> **Written exercise**: Please reproduce the data from its first line through the line containing "Text: 37.0%: 37.0% [949, 59, 984, 69]", substituting "Not Working" for "Unemployed" and leaving everything else unchanged.

> **Material provided**:
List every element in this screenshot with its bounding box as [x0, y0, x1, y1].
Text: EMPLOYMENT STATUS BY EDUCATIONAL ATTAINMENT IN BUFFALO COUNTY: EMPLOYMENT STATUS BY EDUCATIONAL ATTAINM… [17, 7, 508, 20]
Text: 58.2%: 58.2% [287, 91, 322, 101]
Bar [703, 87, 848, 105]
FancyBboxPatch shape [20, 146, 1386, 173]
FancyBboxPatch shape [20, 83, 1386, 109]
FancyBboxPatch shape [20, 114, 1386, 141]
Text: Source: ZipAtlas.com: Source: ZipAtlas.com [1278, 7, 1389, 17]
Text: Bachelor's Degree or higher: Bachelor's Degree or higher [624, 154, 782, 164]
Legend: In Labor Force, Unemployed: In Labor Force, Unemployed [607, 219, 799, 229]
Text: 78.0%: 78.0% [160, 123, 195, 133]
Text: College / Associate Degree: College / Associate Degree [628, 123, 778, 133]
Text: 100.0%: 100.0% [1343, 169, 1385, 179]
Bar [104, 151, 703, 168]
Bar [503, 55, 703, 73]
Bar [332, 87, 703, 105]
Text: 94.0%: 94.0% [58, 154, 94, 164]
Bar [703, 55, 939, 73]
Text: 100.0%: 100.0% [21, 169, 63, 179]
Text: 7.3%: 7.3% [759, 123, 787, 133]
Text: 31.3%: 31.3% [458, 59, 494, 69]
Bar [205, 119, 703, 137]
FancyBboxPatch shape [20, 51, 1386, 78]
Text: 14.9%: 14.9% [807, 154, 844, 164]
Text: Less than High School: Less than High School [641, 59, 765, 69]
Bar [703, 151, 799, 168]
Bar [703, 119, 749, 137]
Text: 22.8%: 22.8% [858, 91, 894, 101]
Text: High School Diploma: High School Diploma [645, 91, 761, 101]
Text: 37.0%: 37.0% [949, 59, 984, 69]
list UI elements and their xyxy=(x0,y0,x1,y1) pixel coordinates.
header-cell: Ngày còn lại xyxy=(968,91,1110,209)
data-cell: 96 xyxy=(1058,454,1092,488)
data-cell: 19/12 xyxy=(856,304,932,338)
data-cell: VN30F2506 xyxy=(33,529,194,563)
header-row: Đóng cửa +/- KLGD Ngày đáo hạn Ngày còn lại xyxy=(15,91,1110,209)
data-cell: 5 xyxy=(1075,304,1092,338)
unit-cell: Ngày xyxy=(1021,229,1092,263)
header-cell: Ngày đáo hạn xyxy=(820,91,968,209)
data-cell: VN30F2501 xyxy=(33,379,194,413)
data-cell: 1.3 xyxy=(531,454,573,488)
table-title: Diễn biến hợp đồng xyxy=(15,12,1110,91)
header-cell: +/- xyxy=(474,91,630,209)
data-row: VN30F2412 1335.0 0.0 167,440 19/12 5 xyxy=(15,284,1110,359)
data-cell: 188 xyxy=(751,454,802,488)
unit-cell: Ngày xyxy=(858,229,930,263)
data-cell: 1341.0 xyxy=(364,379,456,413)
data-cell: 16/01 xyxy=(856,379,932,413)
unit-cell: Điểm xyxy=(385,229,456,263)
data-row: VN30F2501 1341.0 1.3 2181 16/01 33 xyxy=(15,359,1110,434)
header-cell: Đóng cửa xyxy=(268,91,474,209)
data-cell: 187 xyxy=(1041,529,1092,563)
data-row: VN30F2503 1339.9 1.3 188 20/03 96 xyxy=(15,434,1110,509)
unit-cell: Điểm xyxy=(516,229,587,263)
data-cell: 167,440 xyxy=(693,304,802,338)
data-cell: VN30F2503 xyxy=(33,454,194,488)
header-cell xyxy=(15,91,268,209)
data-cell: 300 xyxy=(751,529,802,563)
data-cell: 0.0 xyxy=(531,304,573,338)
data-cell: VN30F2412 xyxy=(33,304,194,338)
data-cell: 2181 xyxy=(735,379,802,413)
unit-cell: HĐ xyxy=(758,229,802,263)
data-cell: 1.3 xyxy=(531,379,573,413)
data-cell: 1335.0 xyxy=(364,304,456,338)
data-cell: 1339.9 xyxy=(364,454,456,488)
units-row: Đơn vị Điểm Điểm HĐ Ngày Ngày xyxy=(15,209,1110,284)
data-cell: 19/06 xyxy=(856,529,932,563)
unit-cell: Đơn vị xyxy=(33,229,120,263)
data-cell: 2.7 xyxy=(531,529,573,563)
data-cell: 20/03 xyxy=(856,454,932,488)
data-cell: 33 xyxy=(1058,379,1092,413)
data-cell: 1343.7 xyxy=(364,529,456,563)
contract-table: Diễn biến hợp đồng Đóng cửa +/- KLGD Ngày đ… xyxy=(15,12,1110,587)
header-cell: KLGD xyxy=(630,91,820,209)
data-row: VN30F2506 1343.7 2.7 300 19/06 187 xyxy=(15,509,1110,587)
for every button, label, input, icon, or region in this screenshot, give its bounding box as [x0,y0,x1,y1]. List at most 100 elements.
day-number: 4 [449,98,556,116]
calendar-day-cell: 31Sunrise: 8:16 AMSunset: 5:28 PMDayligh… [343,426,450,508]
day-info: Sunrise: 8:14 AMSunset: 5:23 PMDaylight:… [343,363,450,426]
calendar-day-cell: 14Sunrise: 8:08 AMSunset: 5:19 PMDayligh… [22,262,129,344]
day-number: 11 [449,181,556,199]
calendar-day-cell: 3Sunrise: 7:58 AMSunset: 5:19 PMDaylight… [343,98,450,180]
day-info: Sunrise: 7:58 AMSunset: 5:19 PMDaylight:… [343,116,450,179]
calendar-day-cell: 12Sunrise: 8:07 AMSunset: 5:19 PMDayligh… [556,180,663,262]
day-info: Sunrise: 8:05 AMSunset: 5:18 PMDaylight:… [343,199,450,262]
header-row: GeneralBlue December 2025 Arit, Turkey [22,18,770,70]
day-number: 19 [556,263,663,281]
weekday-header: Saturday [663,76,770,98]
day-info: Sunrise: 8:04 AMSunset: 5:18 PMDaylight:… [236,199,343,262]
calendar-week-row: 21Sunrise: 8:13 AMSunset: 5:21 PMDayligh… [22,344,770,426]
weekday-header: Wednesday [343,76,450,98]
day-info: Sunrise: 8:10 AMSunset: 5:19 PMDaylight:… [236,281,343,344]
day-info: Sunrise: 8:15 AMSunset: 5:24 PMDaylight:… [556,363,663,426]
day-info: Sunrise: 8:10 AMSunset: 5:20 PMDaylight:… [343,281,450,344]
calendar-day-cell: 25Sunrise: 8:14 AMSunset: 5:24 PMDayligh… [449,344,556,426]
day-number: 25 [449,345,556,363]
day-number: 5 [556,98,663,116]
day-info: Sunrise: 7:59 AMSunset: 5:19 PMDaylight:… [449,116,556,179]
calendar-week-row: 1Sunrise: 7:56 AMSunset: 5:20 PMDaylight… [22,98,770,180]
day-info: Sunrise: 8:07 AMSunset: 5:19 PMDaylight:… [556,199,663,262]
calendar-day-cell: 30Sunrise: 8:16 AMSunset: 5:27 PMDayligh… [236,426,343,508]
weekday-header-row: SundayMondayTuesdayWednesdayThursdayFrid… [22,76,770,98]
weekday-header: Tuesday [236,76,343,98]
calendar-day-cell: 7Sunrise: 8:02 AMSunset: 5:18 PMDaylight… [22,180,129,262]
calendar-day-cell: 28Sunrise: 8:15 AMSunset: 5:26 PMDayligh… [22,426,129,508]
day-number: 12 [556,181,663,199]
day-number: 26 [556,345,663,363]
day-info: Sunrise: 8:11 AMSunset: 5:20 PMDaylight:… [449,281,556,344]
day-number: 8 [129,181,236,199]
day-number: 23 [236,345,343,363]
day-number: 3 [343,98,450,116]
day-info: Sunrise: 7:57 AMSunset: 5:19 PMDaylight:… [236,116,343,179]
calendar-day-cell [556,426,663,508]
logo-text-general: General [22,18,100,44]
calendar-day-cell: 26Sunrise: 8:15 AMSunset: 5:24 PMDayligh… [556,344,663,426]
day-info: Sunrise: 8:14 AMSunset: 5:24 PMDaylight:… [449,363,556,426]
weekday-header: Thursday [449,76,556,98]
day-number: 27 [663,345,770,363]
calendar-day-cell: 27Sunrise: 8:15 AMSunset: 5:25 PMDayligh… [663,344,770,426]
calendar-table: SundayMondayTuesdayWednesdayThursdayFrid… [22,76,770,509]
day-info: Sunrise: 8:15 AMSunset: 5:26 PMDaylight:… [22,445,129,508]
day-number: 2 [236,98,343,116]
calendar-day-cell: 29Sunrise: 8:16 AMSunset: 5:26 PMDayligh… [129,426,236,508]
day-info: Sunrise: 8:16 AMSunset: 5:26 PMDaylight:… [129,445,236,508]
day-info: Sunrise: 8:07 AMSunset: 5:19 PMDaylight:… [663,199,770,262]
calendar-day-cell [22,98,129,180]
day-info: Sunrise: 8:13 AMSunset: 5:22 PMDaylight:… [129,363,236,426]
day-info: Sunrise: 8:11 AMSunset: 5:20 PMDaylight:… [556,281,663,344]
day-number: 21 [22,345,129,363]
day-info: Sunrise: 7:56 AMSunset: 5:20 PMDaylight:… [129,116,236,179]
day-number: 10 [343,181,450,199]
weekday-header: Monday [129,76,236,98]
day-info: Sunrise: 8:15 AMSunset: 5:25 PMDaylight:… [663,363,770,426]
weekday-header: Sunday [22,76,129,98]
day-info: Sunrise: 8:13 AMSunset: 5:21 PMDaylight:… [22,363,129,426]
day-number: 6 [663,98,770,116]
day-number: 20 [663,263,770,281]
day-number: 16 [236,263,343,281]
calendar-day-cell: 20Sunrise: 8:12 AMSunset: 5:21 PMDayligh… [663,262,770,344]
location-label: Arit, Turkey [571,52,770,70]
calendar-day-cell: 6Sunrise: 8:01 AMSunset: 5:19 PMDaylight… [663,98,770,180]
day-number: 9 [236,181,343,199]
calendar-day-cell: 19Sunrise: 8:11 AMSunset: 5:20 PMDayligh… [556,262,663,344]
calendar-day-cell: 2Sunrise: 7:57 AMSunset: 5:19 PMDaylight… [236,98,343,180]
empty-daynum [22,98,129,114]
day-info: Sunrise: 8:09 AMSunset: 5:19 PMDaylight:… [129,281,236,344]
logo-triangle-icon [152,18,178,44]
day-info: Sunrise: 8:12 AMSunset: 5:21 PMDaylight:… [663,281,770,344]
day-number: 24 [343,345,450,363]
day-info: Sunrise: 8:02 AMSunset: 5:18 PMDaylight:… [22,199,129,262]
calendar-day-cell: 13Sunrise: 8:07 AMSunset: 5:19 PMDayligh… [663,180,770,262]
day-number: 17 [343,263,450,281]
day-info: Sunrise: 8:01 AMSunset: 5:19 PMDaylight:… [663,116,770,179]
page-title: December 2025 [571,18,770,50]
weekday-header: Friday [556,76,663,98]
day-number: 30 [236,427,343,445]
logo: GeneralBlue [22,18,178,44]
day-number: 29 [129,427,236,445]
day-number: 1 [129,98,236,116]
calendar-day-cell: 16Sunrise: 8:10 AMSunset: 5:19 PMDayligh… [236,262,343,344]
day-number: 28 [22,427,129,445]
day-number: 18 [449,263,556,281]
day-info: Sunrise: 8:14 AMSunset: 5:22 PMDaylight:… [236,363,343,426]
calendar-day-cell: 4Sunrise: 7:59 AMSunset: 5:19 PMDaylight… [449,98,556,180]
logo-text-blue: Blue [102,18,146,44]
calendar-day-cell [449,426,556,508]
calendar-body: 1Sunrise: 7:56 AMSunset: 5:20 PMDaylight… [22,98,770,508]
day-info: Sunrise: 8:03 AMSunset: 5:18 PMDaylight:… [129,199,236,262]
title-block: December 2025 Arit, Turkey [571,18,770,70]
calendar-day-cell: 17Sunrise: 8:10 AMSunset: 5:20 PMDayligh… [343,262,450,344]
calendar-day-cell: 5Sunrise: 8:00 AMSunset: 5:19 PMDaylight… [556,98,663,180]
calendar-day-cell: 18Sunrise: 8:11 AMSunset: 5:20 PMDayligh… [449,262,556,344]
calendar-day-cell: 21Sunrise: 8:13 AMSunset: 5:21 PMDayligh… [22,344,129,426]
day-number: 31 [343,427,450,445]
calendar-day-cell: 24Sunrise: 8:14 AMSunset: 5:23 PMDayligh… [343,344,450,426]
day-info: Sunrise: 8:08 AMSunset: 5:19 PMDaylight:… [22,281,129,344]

> **Exercise output**:
List every element in this screenshot with its bounding box as [x0, y0, x1, y1].
Text: EMPLOYMENT STATUS BY EDUCATIONAL ATTAINMENT IN BUFFALO COUNTY: EMPLOYMENT STATUS BY EDUCATIONAL ATTAINM… [17, 7, 508, 20]
Text: 58.2%: 58.2% [287, 91, 322, 101]
Bar [703, 87, 848, 105]
FancyBboxPatch shape [20, 146, 1386, 173]
FancyBboxPatch shape [20, 83, 1386, 109]
FancyBboxPatch shape [20, 114, 1386, 141]
Text: Source: ZipAtlas.com: Source: ZipAtlas.com [1278, 7, 1389, 17]
Text: Bachelor's Degree or higher: Bachelor's Degree or higher [624, 154, 782, 164]
Legend: In Labor Force, Not Working: In Labor Force, Not Working [607, 219, 799, 229]
Text: 78.0%: 78.0% [160, 123, 195, 133]
Text: College / Associate Degree: College / Associate Degree [628, 123, 778, 133]
Text: 100.0%: 100.0% [1343, 169, 1385, 179]
Bar [104, 151, 703, 168]
Bar [503, 55, 703, 73]
Bar [332, 87, 703, 105]
Text: 94.0%: 94.0% [58, 154, 94, 164]
Bar [703, 55, 939, 73]
Text: 100.0%: 100.0% [21, 169, 63, 179]
Text: 7.3%: 7.3% [759, 123, 787, 133]
Text: 31.3%: 31.3% [458, 59, 494, 69]
Bar [205, 119, 703, 137]
FancyBboxPatch shape [20, 51, 1386, 78]
Text: 14.9%: 14.9% [807, 154, 844, 164]
Text: Less than High School: Less than High School [641, 59, 765, 69]
Bar [703, 151, 799, 168]
Bar [703, 119, 749, 137]
Text: 22.8%: 22.8% [858, 91, 894, 101]
Text: High School Diploma: High School Diploma [645, 91, 761, 101]
Text: 37.0%: 37.0% [949, 59, 984, 69]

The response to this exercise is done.